:: MATERIAL FOR THIS EXERCISE
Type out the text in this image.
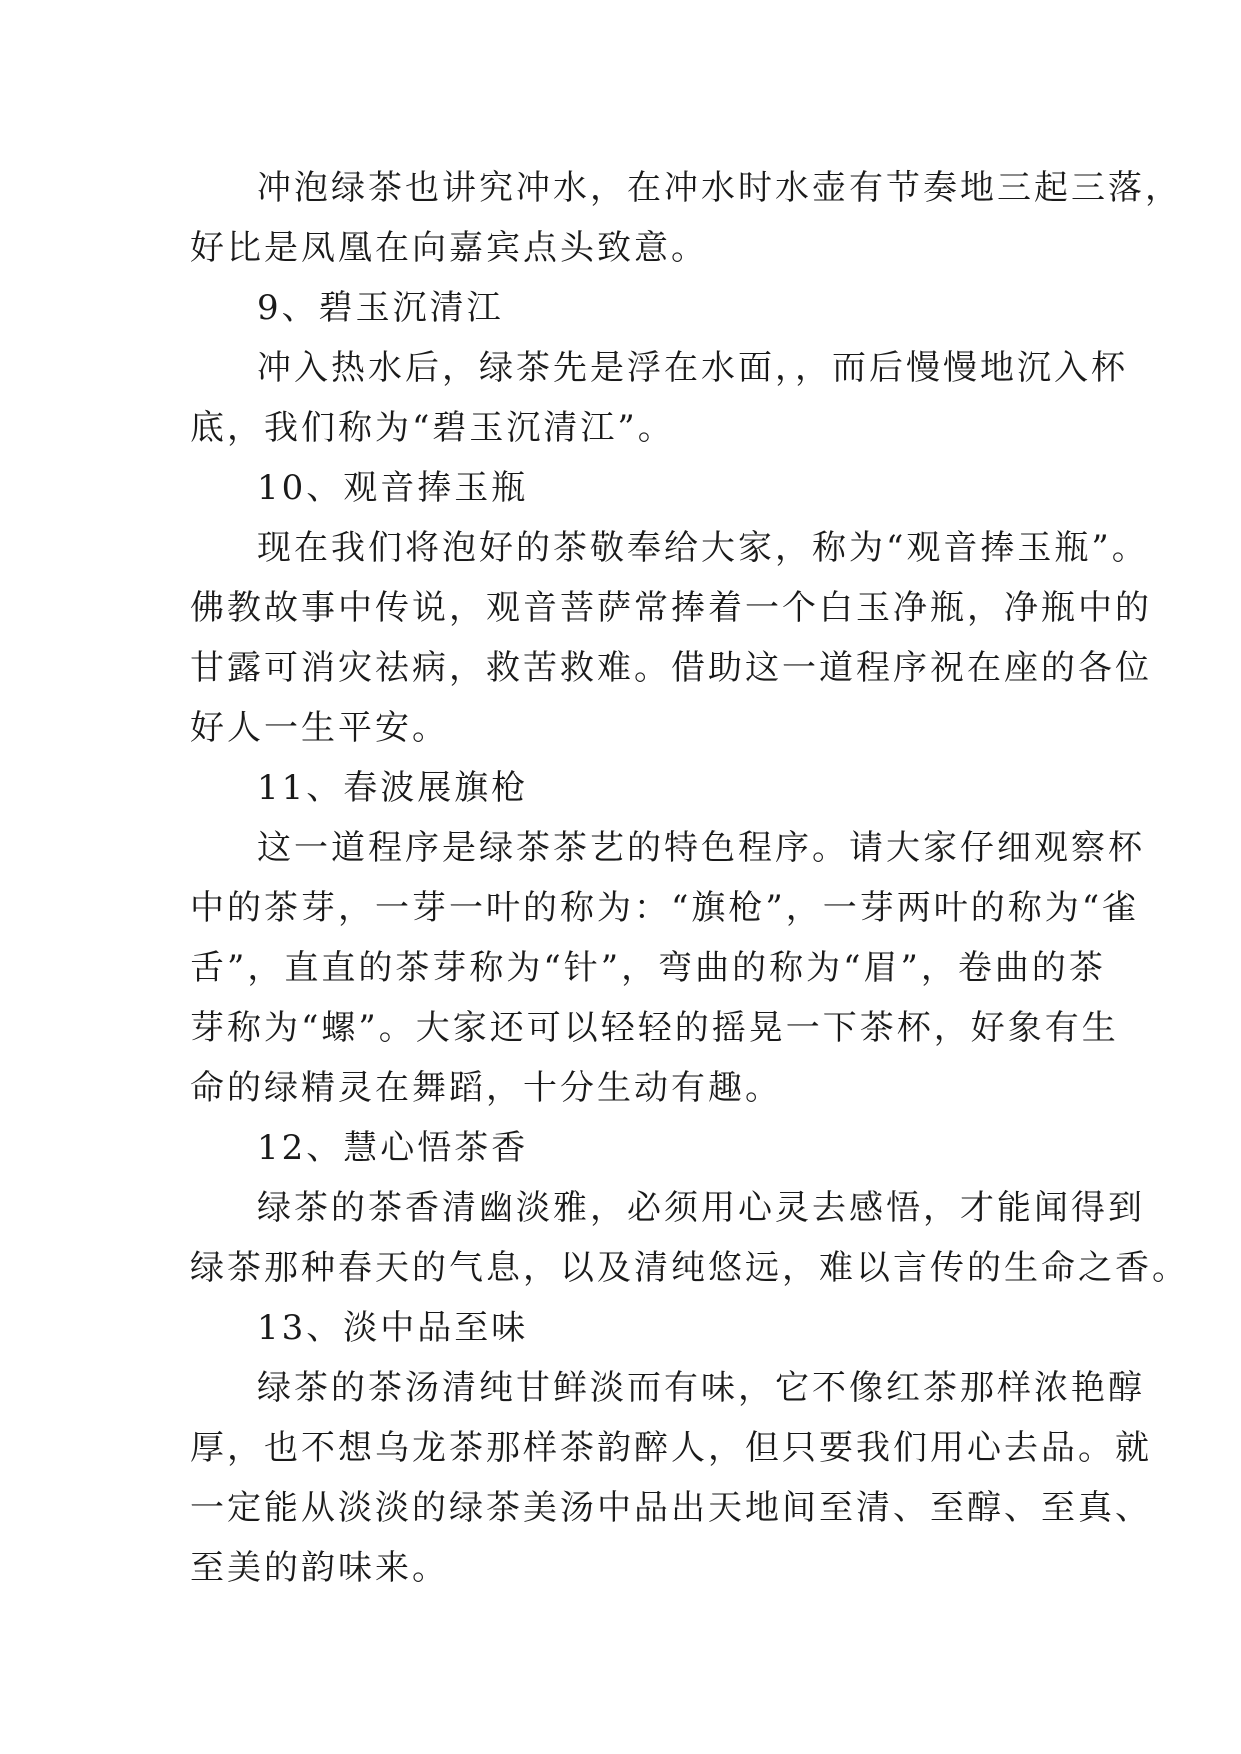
冲泡绿茶也讲究冲水，在冲水时水壶有节奏地三起三落，
好比是凤凰在向嘉宾点头致意。
9、碧玉沉清江
冲入热水后，绿茶先是浮在水面，，而后慢慢地沉入杯
底，我们称为“碧玉沉清江”。
10、观音捧玉瓶
现在我们将泡好的茶敬奉给大家，称为“观音捧玉瓶”。
佛教故事中传说，观音菩萨常捧着一个白玉净瓶，净瓶中的
甘露可消灾祛病，救苦救难。借助这一道程序祝在座的各位
好人一生平安。
11、春波展旗枪
这一道程序是绿茶茶艺的特色程序。请大家仔细观察杯
中的茶芽，一芽一叶的称为：“旗枪”，一芽两叶的称为“雀
舌”，直直的茶芽称为“针”，弯曲的称为“眉”，卷曲的茶
芽称为“螺”。大家还可以轻轻的摇晃一下茶杯，好象有生
命的绿精灵在舞蹈，十分生动有趣。
12、慧心悟茶香
绿茶的茶香清幽淡雅，必须用心灵去感悟，才能闻得到
绿茶那种春天的气息，以及清纯悠远，难以言传的生命之香。
13、淡中品至味
绿茶的茶汤清纯甘鲜淡而有味，它不像红茶那样浓艳醇
厚，也不想乌龙茶那样茶韵醉人，但只要我们用心去品。就
一定能从淡淡的绿茶美汤中品出天地间至清、至醇、至真、
至美的韵味来。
::::
AIM OF THE TASK
Copy every record above exactly, leaving out the pictures.

EXPECTED OUTPUT
Type out the text in this image.
冲泡绿茶也讲究冲水，在冲水时水壶有节奏地三起三落，
好比是凤凰在向嘉宾点头致意。
9、碧玉沉清江
冲入热水后，绿茶先是浮在水面，，而后慢慢地沉入杯
底，我们称为“碧玉沉清江”。
10、观音捧玉瓶
现在我们将泡好的茶敬奉给大家，称为“观音捧玉瓶”。
佛教故事中传说，观音菩萨常捧着一个白玉净瓶，净瓶中的
甘露可消灾祛病，救苦救难。借助这一道程序祝在座的各位
好人一生平安。
11、春波展旗枪
这一道程序是绿茶茶艺的特色程序。请大家仔细观察杯
中的茶芽，一芽一叶的称为：“旗枪”，一芽两叶的称为“雀
舌”，直直的茶芽称为“针”，弯曲的称为“眉”，卷曲的茶
芽称为“螺”。大家还可以轻轻的摇晃一下茶杯，好象有生
命的绿精灵在舞蹈，十分生动有趣。
12、慧心悟茶香
绿茶的茶香清幽淡雅，必须用心灵去感悟，才能闻得到
绿茶那种春天的气息，以及清纯悠远，难以言传的生命之香。
13、淡中品至味
绿茶的茶汤清纯甘鲜淡而有味，它不像红茶那样浓艳醇
厚，也不想乌龙茶那样茶韵醉人，但只要我们用心去品。就
一定能从淡淡的绿茶美汤中品出天地间至清、至醇、至真、
至美的韵味来。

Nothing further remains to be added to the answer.